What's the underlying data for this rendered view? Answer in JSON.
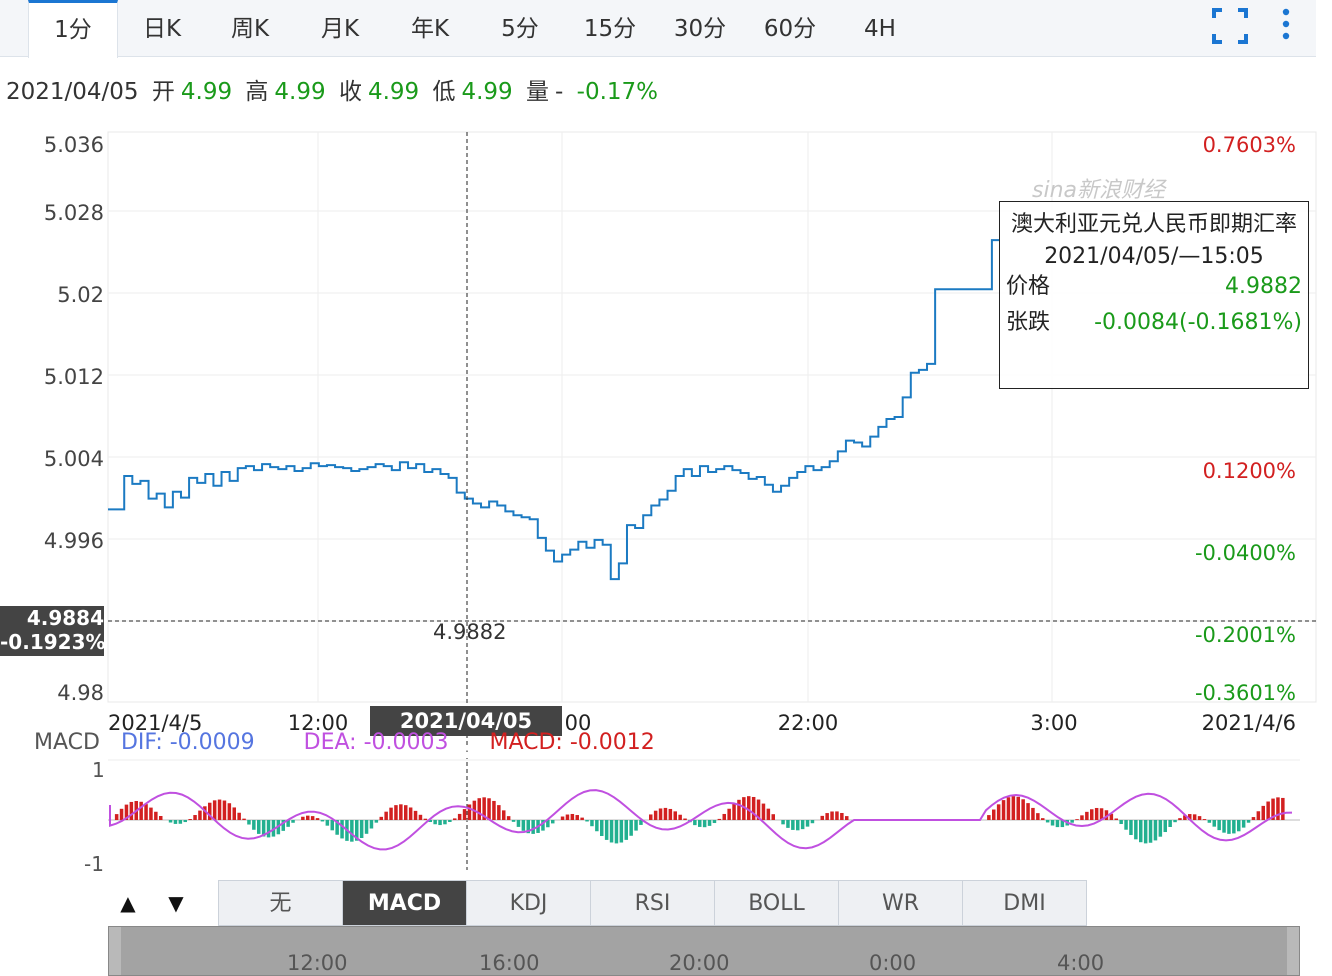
{
  "tabs": [
    "1分",
    "日K",
    "周K",
    "月K",
    "年K",
    "5分",
    "15分",
    "30分",
    "60分",
    "4H"
  ],
  "active_tab": 0,
  "icons": {
    "fullscreen": "fullscreen-icon",
    "more": "more-vertical-icon"
  },
  "info": {
    "date": "2021/04/05",
    "open_label": "开",
    "open": "4.99",
    "high_label": "高",
    "high": "4.99",
    "close_label": "收",
    "close": "4.99",
    "low_label": "低",
    "low": "4.99",
    "vol_label": "量",
    "vol": "-",
    "change": "-0.17%"
  },
  "tooltip": {
    "title": "澳大利亚元兑人民币即期汇率",
    "time": "2021/04/05/—15:05",
    "price_label": "价格",
    "price": "4.9882",
    "change_label": "张跌",
    "change": "-0.0084(-0.1681%)"
  },
  "cursor": {
    "price_label": "4.9884",
    "pct_label": "-0.1923%",
    "point_label": "4.9882",
    "time_label": "2021/04/05 15:05"
  },
  "watermark": "sina新浪财经",
  "colors": {
    "line": "#1b7ac2",
    "up": "#d22020",
    "down": "#1a9a1a",
    "dif": "#5575e0",
    "dea": "#c050e0",
    "macd_neg": "#22b090"
  },
  "chart_data": {
    "type": "line",
    "title": "澳大利亚元兑人民币即期汇率",
    "ylim": [
      4.978,
      5.036
    ],
    "y_ticks": [
      "5.036",
      "5.028",
      "5.02",
      "5.012",
      "5.004",
      "4.996",
      "4.98"
    ],
    "pct_ticks": [
      "0.7603%",
      "0.1200%",
      "-0.0400%",
      "-0.2001%",
      "-0.3601%"
    ],
    "x_ticks": [
      "2021/4/5",
      "12:00",
      "00",
      "22:00",
      "3:00",
      "2021/4/6"
    ],
    "series": [
      {
        "values": [
          4.9976,
          4.9976,
          5.001,
          5.0002,
          5.0005,
          4.9987,
          4.9992,
          4.9978,
          4.9994,
          4.9988,
          5.0008,
          5.0003,
          5.0012,
          5.0,
          5.0014,
          5.0005,
          5.0018,
          5.002,
          5.0016,
          5.0022,
          5.0019,
          5.0017,
          5.002,
          5.0015,
          5.0018,
          5.0023,
          5.002,
          5.0021,
          5.0019,
          5.0018,
          5.0015,
          5.0017,
          5.0019,
          5.0022,
          5.002,
          5.0016,
          5.0024,
          5.0018,
          5.0022,
          5.0014,
          5.0017,
          5.0012,
          5.0008,
          4.9993,
          4.9987,
          4.9982,
          4.9978,
          4.9984,
          4.998,
          4.9974,
          4.997,
          4.9968,
          4.9966,
          4.9947,
          4.9934,
          4.9923,
          4.993,
          4.9935,
          4.9943,
          4.9937,
          4.9945,
          4.994,
          4.9905,
          4.9921,
          4.996,
          4.9957,
          4.997,
          4.998,
          4.9986,
          4.9995,
          5.001,
          5.0017,
          5.001,
          5.002,
          5.0014,
          5.0017,
          5.002,
          5.0016,
          5.0013,
          5.0007,
          5.0009,
          5.0001,
          4.9994,
          5.0,
          5.0008,
          5.0014,
          5.002,
          5.0016,
          5.0019,
          5.0025,
          5.0035,
          5.0046,
          5.0044,
          5.004,
          5.005,
          5.006,
          5.0068,
          5.007,
          5.009,
          5.0115,
          5.0118,
          5.0124,
          5.02,
          5.02,
          5.02,
          5.02,
          5.02,
          5.02,
          5.02,
          5.025,
          5.025
        ]
      }
    ]
  },
  "macd": {
    "label": "MACD",
    "dif": "DIF: -0.0009",
    "dea": "DEA: -0.0003",
    "macd": "MACD: -0.0012",
    "y_ticks": [
      "1",
      "-1"
    ]
  },
  "indicators": [
    "无",
    "MACD",
    "KDJ",
    "RSI",
    "BOLL",
    "WR",
    "DMI"
  ],
  "active_indicator": 1,
  "nav_ticks": [
    "12:00",
    "16:00",
    "20:00",
    "0:00",
    "4:00"
  ]
}
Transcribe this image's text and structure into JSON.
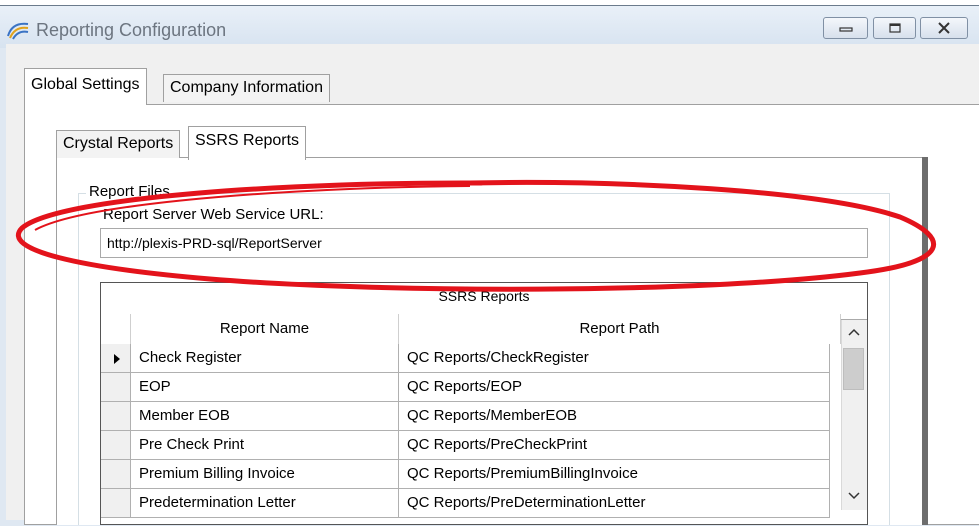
{
  "window": {
    "title": "Reporting Configuration"
  },
  "tabs": {
    "outer": [
      {
        "label": "Global Settings",
        "selected": true
      },
      {
        "label": "Company Information",
        "selected": false
      }
    ],
    "inner": [
      {
        "label": "Crystal Reports",
        "selected": false
      },
      {
        "label": "SSRS Reports",
        "selected": true
      }
    ]
  },
  "report_files": {
    "group_label": "Report Files",
    "url_label": "Report Server Web Service URL:",
    "url_value": "http://plexis-PRD-sql/ReportServer"
  },
  "grid": {
    "caption": "SSRS Reports",
    "columns": [
      "Report Name",
      "Report Path"
    ],
    "rows": [
      {
        "name": "Check Register",
        "path": "QC Reports/CheckRegister",
        "current": true
      },
      {
        "name": "EOP",
        "path": "QC Reports/EOP",
        "current": false
      },
      {
        "name": "Member EOB",
        "path": "QC Reports/MemberEOB",
        "current": false
      },
      {
        "name": "Pre Check Print",
        "path": "QC Reports/PreCheckPrint",
        "current": false
      },
      {
        "name": "Premium Billing Invoice",
        "path": "QC Reports/PremiumBillingInvoice",
        "current": false
      },
      {
        "name": "Predetermination Letter",
        "path": "QC Reports/PreDeterminationLetter",
        "current": false
      }
    ]
  },
  "colors": {
    "annotation": "#e3131b",
    "titlebar": "#dfe8f2"
  },
  "icons": {
    "app": "app-logo-icon",
    "minimize": "minimize-icon",
    "maximize": "maximize-icon",
    "close": "close-icon",
    "row_pointer": "row-pointer-icon",
    "scroll_up": "chevron-up-icon",
    "scroll_down": "chevron-down-icon"
  }
}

########

### Direction
Transcribe all of the entries word for word, but skip any pictures they contain.

### Answer for the task
What's the underlying data for this rendered view? Answer in JSON.
{
  "tabs": [
    "1分",
    "日K",
    "周K",
    "月K",
    "年K",
    "5分",
    "15分",
    "30分",
    "60分",
    "4H"
  ],
  "active_tab": 0,
  "icons": {
    "fullscreen": "fullscreen-icon",
    "more": "more-vertical-icon"
  },
  "info": {
    "date": "2021/04/05",
    "open_label": "开",
    "open": "4.99",
    "high_label": "高",
    "high": "4.99",
    "close_label": "收",
    "close": "4.99",
    "low_label": "低",
    "low": "4.99",
    "vol_label": "量",
    "vol": "-",
    "change": "-0.17%"
  },
  "tooltip": {
    "title": "澳大利亚元兑人民币即期汇率",
    "time": "2021/04/05/—15:05",
    "price_label": "价格",
    "price": "4.9882",
    "change_label": "张跌",
    "change": "-0.0084(-0.1681%)"
  },
  "cursor": {
    "price_label": "4.9884",
    "pct_label": "-0.1923%",
    "point_label": "4.9882",
    "time_label": "2021/04/05 15:05"
  },
  "watermark": "sina新浪财经",
  "colors": {
    "line": "#1b7ac2",
    "up": "#d22020",
    "down": "#1a9a1a",
    "dif": "#5575e0",
    "dea": "#c050e0",
    "macd_neg": "#22b090"
  },
  "chart_data": {
    "type": "line",
    "title": "澳大利亚元兑人民币即期汇率",
    "ylim": [
      4.978,
      5.036
    ],
    "y_ticks": [
      "5.036",
      "5.028",
      "5.02",
      "5.012",
      "5.004",
      "4.996",
      "4.98"
    ],
    "pct_ticks": [
      "0.7603%",
      "0.1200%",
      "-0.0400%",
      "-0.2001%",
      "-0.3601%"
    ],
    "x_ticks": [
      "2021/4/5",
      "12:00",
      "00",
      "22:00",
      "3:00",
      "2021/4/6"
    ],
    "series": [
      {
        "values": [
          4.9976,
          4.9976,
          5.001,
          5.0002,
          5.0005,
          4.9987,
          4.9992,
          4.9978,
          4.9994,
          4.9988,
          5.0008,
          5.0003,
          5.0012,
          5.0,
          5.0014,
          5.0005,
          5.0018,
          5.002,
          5.0016,
          5.0022,
          5.0019,
          5.0017,
          5.002,
          5.0015,
          5.0018,
          5.0023,
          5.002,
          5.0021,
          5.0019,
          5.0018,
          5.0015,
          5.0017,
          5.0019,
          5.0022,
          5.002,
          5.0016,
          5.0024,
          5.0018,
          5.0022,
          5.0014,
          5.0017,
          5.0012,
          5.0008,
          4.9993,
          4.9987,
          4.9982,
          4.9978,
          4.9984,
          4.998,
          4.9974,
          4.997,
          4.9968,
          4.9966,
          4.9947,
          4.9934,
          4.9923,
          4.993,
          4.9935,
          4.9943,
          4.9937,
          4.9945,
          4.994,
          4.9905,
          4.9921,
          4.996,
          4.9957,
          4.997,
          4.998,
          4.9986,
          4.9995,
          5.001,
          5.0017,
          5.001,
          5.002,
          5.0014,
          5.0017,
          5.002,
          5.0016,
          5.0013,
          5.0007,
          5.0009,
          5.0001,
          4.9994,
          5.0,
          5.0008,
          5.0014,
          5.002,
          5.0016,
          5.0019,
          5.0025,
          5.0035,
          5.0046,
          5.0044,
          5.004,
          5.005,
          5.006,
          5.0068,
          5.007,
          5.009,
          5.0115,
          5.0118,
          5.0124,
          5.02,
          5.02,
          5.02,
          5.02,
          5.02,
          5.02,
          5.02,
          5.025,
          5.025
        ]
      }
    ]
  },
  "macd": {
    "label": "MACD",
    "dif": "DIF: -0.0009",
    "dea": "DEA: -0.0003",
    "macd": "MACD: -0.0012",
    "y_ticks": [
      "1",
      "-1"
    ]
  },
  "indicators": [
    "无",
    "MACD",
    "KDJ",
    "RSI",
    "BOLL",
    "WR",
    "DMI"
  ],
  "active_indicator": 1,
  "nav_ticks": [
    "12:00",
    "16:00",
    "20:00",
    "0:00",
    "4:00"
  ]
}
Transcribe this image's text and structure into JSON.
{
  "window": {
    "title": "Reporting Configuration"
  },
  "tabs": {
    "outer": [
      {
        "label": "Global Settings",
        "selected": true
      },
      {
        "label": "Company Information",
        "selected": false
      }
    ],
    "inner": [
      {
        "label": "Crystal Reports",
        "selected": false
      },
      {
        "label": "SSRS Reports",
        "selected": true
      }
    ]
  },
  "report_files": {
    "group_label": "Report Files",
    "url_label": "Report Server Web Service URL:",
    "url_value": "http://plexis-PRD-sql/ReportServer"
  },
  "grid": {
    "caption": "SSRS Reports",
    "columns": [
      "Report Name",
      "Report Path"
    ],
    "rows": [
      {
        "name": "Check Register",
        "path": "QC Reports/CheckRegister",
        "current": true
      },
      {
        "name": "EOP",
        "path": "QC Reports/EOP",
        "current": false
      },
      {
        "name": "Member EOB",
        "path": "QC Reports/MemberEOB",
        "current": false
      },
      {
        "name": "Pre Check Print",
        "path": "QC Reports/PreCheckPrint",
        "current": false
      },
      {
        "name": "Premium Billing Invoice",
        "path": "QC Reports/PremiumBillingInvoice",
        "current": false
      },
      {
        "name": "Predetermination Letter",
        "path": "QC Reports/PreDeterminationLetter",
        "current": false
      }
    ]
  },
  "colors": {
    "annotation": "#e3131b",
    "titlebar": "#dfe8f2"
  },
  "icons": {
    "app": "app-logo-icon",
    "minimize": "minimize-icon",
    "maximize": "maximize-icon",
    "close": "close-icon",
    "row_pointer": "row-pointer-icon",
    "scroll_up": "chevron-up-icon",
    "scroll_down": "chevron-down-icon"
  }
}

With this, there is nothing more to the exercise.